### PROBLEM TO WORK ON
Pictures do not belong in the copy; transcribe everything else in the records exactly.

--- Begin ---

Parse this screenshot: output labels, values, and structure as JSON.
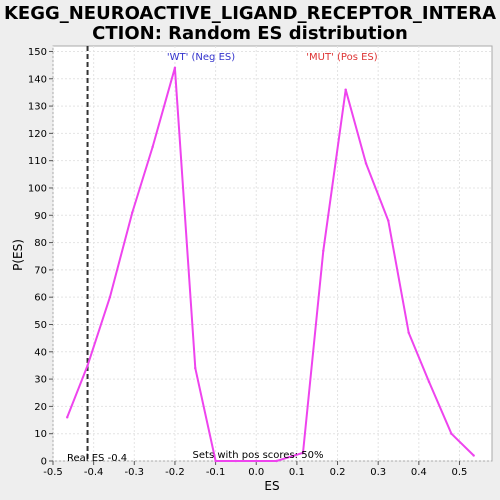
{
  "chart_data": {
    "type": "line",
    "title_line1": "KEGG_NEUROACTIVE_LIGAND_RECEPTOR_INTERA",
    "title_line2": "CTION: Random ES distribution",
    "xlabel": "ES",
    "ylabel": "P(ES)",
    "xlim": [
      -0.5,
      0.58
    ],
    "ylim": [
      0,
      152
    ],
    "x_ticks": [
      -0.5,
      -0.4,
      -0.3,
      -0.2,
      -0.1,
      0.0,
      0.1,
      0.2,
      0.3,
      0.4,
      0.5
    ],
    "x_tick_labels": [
      "-0.5",
      "-0.4",
      "-0.3",
      "-0.2",
      "-0.1",
      "0.0",
      "0.1",
      "0.2",
      "0.3",
      "0.4",
      "0.5"
    ],
    "y_ticks": [
      0,
      10,
      20,
      30,
      40,
      50,
      60,
      70,
      80,
      90,
      100,
      110,
      120,
      130,
      140,
      150
    ],
    "y_tick_labels": [
      "0",
      "10",
      "20",
      "30",
      "40",
      "50",
      "60",
      "70",
      "80",
      "90",
      "100",
      "110",
      "120",
      "130",
      "140",
      "150"
    ],
    "grid": true,
    "series": [
      {
        "color": "#ee44ee",
        "x": [
          -0.465,
          -0.415,
          -0.36,
          -0.305,
          -0.255,
          -0.2,
          -0.15,
          -0.1,
          -0.05,
          0.0,
          0.05,
          0.115,
          0.165,
          0.22,
          0.27,
          0.325,
          0.375,
          0.425,
          0.48,
          0.535
        ],
        "y": [
          16,
          35,
          60,
          91,
          115,
          144,
          34,
          0,
          0,
          0,
          0,
          3,
          77,
          136,
          109,
          88,
          47,
          29,
          10,
          2
        ]
      }
    ],
    "real_es": -0.415,
    "annotations": {
      "wt_label": "'WT' (Neg ES)",
      "mut_label": "'MUT' (Pos ES)",
      "real_es_label": "Real ES -0.4",
      "pos_scores_label": "Sets with pos scores: 50%"
    },
    "colors": {
      "line": "#ee44ee",
      "wt": "#3333cc",
      "mut": "#dd3333",
      "grid": "#e4e4e4",
      "real_es_line": "#333333"
    }
  }
}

--- End ---

### RESPONSE TO THIS EXERCISE
Parse this screenshot: output labels, values, and structure as JSON.
{
  "chart_data": {
    "type": "line",
    "title_line1": "KEGG_NEUROACTIVE_LIGAND_RECEPTOR_INTERA",
    "title_line2": "CTION: Random ES distribution",
    "xlabel": "ES",
    "ylabel": "P(ES)",
    "xlim": [
      -0.5,
      0.58
    ],
    "ylim": [
      0,
      152
    ],
    "x_ticks": [
      -0.5,
      -0.4,
      -0.3,
      -0.2,
      -0.1,
      0.0,
      0.1,
      0.2,
      0.3,
      0.4,
      0.5
    ],
    "x_tick_labels": [
      "-0.5",
      "-0.4",
      "-0.3",
      "-0.2",
      "-0.1",
      "0.0",
      "0.1",
      "0.2",
      "0.3",
      "0.4",
      "0.5"
    ],
    "y_ticks": [
      0,
      10,
      20,
      30,
      40,
      50,
      60,
      70,
      80,
      90,
      100,
      110,
      120,
      130,
      140,
      150
    ],
    "y_tick_labels": [
      "0",
      "10",
      "20",
      "30",
      "40",
      "50",
      "60",
      "70",
      "80",
      "90",
      "100",
      "110",
      "120",
      "130",
      "140",
      "150"
    ],
    "grid": true,
    "series": [
      {
        "color": "#ee44ee",
        "x": [
          -0.465,
          -0.415,
          -0.36,
          -0.305,
          -0.255,
          -0.2,
          -0.15,
          -0.1,
          -0.05,
          0.0,
          0.05,
          0.115,
          0.165,
          0.22,
          0.27,
          0.325,
          0.375,
          0.425,
          0.48,
          0.535
        ],
        "y": [
          16,
          35,
          60,
          91,
          115,
          144,
          34,
          0,
          0,
          0,
          0,
          3,
          77,
          136,
          109,
          88,
          47,
          29,
          10,
          2
        ]
      }
    ],
    "real_es": -0.415,
    "annotations": {
      "wt_label": "'WT' (Neg ES)",
      "mut_label": "'MUT' (Pos ES)",
      "real_es_label": "Real ES -0.4",
      "pos_scores_label": "Sets with pos scores: 50%"
    },
    "colors": {
      "line": "#ee44ee",
      "wt": "#3333cc",
      "mut": "#dd3333",
      "grid": "#e4e4e4",
      "real_es_line": "#333333"
    }
  }
}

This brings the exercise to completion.